Exercise directions —
Print all the data, keeping every line exactly as it is.

Dataset records —

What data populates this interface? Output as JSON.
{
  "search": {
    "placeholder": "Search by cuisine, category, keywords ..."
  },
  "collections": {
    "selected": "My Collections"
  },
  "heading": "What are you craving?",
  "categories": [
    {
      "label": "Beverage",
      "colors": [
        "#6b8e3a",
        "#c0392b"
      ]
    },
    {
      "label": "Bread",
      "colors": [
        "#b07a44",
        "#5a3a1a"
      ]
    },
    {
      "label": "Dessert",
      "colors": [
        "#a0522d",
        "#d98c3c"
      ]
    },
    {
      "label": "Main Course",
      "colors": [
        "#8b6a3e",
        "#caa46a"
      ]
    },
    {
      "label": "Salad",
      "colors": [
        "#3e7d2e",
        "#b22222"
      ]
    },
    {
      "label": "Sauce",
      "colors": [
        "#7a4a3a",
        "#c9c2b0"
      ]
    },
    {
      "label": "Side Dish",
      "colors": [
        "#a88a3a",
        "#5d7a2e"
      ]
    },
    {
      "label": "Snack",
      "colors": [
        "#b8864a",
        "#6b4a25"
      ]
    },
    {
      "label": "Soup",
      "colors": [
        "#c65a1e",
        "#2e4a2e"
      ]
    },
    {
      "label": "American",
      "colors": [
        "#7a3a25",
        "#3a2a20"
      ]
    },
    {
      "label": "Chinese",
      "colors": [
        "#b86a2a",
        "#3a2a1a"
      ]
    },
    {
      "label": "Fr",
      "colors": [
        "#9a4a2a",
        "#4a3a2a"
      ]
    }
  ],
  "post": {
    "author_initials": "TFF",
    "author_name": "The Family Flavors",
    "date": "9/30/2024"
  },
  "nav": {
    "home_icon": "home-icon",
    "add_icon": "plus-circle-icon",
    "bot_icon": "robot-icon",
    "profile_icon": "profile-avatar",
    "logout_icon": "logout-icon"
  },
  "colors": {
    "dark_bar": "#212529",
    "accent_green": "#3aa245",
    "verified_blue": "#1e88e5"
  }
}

Correct answer —
What data populates this interface? Output as JSON.
{
  "search": {
    "placeholder": "Search by cuisine, category, keywords ..."
  },
  "collections": {
    "selected": "My Collections"
  },
  "heading": "What are you craving?",
  "categories": [
    {
      "label": "Beverage",
      "colors": [
        "#6b8e3a",
        "#c0392b"
      ]
    },
    {
      "label": "Bread",
      "colors": [
        "#b07a44",
        "#5a3a1a"
      ]
    },
    {
      "label": "Dessert",
      "colors": [
        "#a0522d",
        "#d98c3c"
      ]
    },
    {
      "label": "Main Course",
      "colors": [
        "#8b6a3e",
        "#caa46a"
      ]
    },
    {
      "label": "Salad",
      "colors": [
        "#3e7d2e",
        "#b22222"
      ]
    },
    {
      "label": "Sauce",
      "colors": [
        "#7a4a3a",
        "#c9c2b0"
      ]
    },
    {
      "label": "Side Dish",
      "colors": [
        "#a88a3a",
        "#5d7a2e"
      ]
    },
    {
      "label": "Snack",
      "colors": [
        "#b8864a",
        "#6b4a25"
      ]
    },
    {
      "label": "Soup",
      "colors": [
        "#c65a1e",
        "#2e4a2e"
      ]
    },
    {
      "label": "American",
      "colors": [
        "#7a3a25",
        "#3a2a20"
      ]
    },
    {
      "label": "Chinese",
      "colors": [
        "#b86a2a",
        "#3a2a1a"
      ]
    },
    {
      "label": "Fr",
      "colors": [
        "#9a4a2a",
        "#4a3a2a"
      ]
    }
  ],
  "post": {
    "author_initials": "TFF",
    "author_name": "The Family Flavors",
    "date": "9/30/2024"
  },
  "nav": {
    "home_icon": "home-icon",
    "add_icon": "plus-circle-icon",
    "bot_icon": "robot-icon",
    "profile_icon": "profile-avatar",
    "logout_icon": "logout-icon"
  },
  "colors": {
    "dark_bar": "#212529",
    "accent_green": "#3aa245",
    "verified_blue": "#1e88e5"
  }
}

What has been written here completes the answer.